_Aufgabe A_
Welche strengeren Regeln müssen Restaurants laut dem Text über die neuen Maßnahmen in Paris einhalten, um offenbleiben zu dürfen? Nenne alle.

++++++++

Zur "rentrée" (Rückkehr) nach den Sommerferien kam es überdies zu einer "massiven Vermischung über alle Generationen hinweg", wie der Vorstand der Pariser Spitäler, Martin Hirsch, am Montag sagte. Das erkläre aber noch nicht alles, fuhr er fort: "Die so freiheitsliebenden Franzosen warten darauf, dass man ihnen ein bestimmtes Verhalten vorschreibt. Vorher handeln sie nicht." Und wenn einer im Bistro nach dem vierten Glas noch die Abstandsregeln einhält, eröffnete Hirsch eine Wette, "dann zahle ich Ihnen einen Euro!"

Strengere Regelungen

Mit den neuen Höchstwerten tritt in Paris automatisch die höchste Alarmstufe – Scharlachrot – in Kraft. Bürgermeisterin Anne Hidalgo ordnete deshalb am Montag in Absprache mit der Regierung neue Sperrmaßnahmen an. Sämtliche Bars, Cafés und Bistro-Tresen werden geschlossen. Restaurants dürfen nur offenbleiben, wenn sie sich an striktere Regeln halten: Registrierung der Gäste, Tischabstand von 1,5 Metern und Schließung des Lokals um 22 Uhr.

++++++++

_Aufgabe B_
Schreib diese Zeilen der Einträge genau ab: Fang bei der ersten Zeile der Einträge an und hör nach der Zeile auf, die „zoom-slider[interactable] — [1152, 698, 1232, 699]“ enthält.

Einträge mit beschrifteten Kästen
++++++++

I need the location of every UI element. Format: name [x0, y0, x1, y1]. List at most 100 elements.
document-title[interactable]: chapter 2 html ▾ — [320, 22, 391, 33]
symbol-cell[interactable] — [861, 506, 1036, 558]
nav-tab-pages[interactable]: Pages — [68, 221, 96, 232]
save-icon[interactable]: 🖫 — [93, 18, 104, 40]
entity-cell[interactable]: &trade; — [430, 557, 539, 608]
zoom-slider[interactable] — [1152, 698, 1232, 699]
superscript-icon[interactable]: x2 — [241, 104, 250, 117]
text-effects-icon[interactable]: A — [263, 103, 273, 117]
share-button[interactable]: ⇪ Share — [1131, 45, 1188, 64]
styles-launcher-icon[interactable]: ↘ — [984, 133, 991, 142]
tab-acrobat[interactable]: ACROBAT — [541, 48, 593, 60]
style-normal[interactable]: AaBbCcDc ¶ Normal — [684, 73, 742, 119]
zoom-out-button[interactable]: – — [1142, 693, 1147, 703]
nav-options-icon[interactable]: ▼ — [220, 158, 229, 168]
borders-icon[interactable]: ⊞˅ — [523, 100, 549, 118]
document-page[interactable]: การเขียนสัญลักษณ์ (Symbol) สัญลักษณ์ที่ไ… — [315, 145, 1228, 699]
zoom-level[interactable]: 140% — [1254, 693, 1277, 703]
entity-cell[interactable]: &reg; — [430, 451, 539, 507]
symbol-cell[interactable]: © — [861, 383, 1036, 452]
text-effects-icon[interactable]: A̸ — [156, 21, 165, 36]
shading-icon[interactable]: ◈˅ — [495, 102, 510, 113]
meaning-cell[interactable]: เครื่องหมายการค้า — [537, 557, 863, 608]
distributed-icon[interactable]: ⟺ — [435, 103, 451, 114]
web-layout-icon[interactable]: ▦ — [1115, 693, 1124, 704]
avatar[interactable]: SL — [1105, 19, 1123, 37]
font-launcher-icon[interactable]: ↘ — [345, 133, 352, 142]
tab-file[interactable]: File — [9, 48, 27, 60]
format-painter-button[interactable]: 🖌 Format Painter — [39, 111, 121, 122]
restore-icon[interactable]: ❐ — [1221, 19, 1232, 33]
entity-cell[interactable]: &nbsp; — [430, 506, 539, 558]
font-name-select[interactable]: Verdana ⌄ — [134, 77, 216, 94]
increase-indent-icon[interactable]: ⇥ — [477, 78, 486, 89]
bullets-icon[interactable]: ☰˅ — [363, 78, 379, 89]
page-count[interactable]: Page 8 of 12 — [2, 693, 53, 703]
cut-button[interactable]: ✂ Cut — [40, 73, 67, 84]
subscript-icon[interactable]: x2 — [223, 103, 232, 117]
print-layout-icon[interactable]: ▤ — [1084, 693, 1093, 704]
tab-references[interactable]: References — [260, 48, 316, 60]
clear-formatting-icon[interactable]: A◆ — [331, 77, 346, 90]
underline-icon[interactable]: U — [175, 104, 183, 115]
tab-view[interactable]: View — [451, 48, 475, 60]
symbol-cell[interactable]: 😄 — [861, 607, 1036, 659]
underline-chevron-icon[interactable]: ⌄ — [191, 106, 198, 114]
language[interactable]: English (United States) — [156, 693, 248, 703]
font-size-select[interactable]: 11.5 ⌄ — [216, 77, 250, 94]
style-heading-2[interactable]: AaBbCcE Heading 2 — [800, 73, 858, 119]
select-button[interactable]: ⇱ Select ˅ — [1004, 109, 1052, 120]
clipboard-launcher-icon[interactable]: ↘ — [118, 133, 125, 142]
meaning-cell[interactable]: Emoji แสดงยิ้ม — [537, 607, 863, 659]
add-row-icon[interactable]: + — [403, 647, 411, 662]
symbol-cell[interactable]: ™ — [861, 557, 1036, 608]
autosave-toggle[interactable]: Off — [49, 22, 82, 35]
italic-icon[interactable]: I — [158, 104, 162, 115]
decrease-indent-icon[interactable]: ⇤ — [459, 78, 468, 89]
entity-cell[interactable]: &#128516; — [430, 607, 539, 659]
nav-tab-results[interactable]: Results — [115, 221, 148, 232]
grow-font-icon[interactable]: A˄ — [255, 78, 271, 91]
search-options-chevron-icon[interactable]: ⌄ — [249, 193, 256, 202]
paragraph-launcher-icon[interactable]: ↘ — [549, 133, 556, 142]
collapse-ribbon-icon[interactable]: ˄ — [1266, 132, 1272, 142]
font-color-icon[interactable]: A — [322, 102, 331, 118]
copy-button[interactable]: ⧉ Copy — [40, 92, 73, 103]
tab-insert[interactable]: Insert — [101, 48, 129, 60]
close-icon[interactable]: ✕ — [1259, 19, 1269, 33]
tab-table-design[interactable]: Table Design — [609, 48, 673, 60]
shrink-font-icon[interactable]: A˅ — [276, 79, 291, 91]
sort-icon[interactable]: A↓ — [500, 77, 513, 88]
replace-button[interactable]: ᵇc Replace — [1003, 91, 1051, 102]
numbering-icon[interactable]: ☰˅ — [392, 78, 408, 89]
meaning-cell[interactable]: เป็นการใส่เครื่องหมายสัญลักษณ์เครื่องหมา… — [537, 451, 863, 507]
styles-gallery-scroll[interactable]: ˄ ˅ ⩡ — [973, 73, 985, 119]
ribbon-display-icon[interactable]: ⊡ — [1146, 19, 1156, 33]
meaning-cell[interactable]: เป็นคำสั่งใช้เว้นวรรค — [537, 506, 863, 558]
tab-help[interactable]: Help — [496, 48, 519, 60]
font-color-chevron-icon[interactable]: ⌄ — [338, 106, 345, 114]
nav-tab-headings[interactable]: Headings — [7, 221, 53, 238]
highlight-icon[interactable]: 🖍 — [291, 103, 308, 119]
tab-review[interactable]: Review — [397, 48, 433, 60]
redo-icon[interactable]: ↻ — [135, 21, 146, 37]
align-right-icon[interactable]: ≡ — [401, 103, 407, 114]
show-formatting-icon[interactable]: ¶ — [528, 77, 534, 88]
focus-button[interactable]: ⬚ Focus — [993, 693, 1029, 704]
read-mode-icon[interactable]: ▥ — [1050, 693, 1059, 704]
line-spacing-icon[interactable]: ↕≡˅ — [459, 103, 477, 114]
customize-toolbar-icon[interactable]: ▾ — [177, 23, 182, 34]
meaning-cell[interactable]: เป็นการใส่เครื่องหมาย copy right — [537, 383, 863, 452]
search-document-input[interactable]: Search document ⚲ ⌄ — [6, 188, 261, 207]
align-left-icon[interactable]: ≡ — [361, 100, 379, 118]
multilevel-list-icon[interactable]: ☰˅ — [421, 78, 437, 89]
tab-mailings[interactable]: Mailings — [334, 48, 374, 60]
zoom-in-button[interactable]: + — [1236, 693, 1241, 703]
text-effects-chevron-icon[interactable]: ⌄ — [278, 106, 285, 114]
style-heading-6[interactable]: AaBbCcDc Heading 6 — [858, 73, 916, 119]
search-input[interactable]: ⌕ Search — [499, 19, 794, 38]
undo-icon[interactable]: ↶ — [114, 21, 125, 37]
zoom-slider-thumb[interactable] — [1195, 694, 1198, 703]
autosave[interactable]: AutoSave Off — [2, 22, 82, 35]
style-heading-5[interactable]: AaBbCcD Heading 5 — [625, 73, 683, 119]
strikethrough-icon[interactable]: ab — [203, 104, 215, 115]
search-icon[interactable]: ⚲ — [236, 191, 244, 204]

++++++++

_Antwort A_
- Registrierung der Gäste
- Tischabstand von 1,5 Metern
- Schließung des Lokals um 22 Uhr

_Antwort B_
I need the location of every UI element. Format: name [x0, y0, x1, y1]. List at most 100 elements.
document-title[interactable]: chapter 2 html ▾ — [320, 22, 391, 33]
symbol-cell[interactable] — [861, 506, 1036, 558]
nav-tab-pages[interactable]: Pages — [68, 221, 96, 232]
save-icon[interactable]: 🖫 — [93, 18, 104, 40]
entity-cell[interactable]: &trade; — [430, 557, 539, 608]
zoom-slider[interactable] — [1152, 698, 1232, 699]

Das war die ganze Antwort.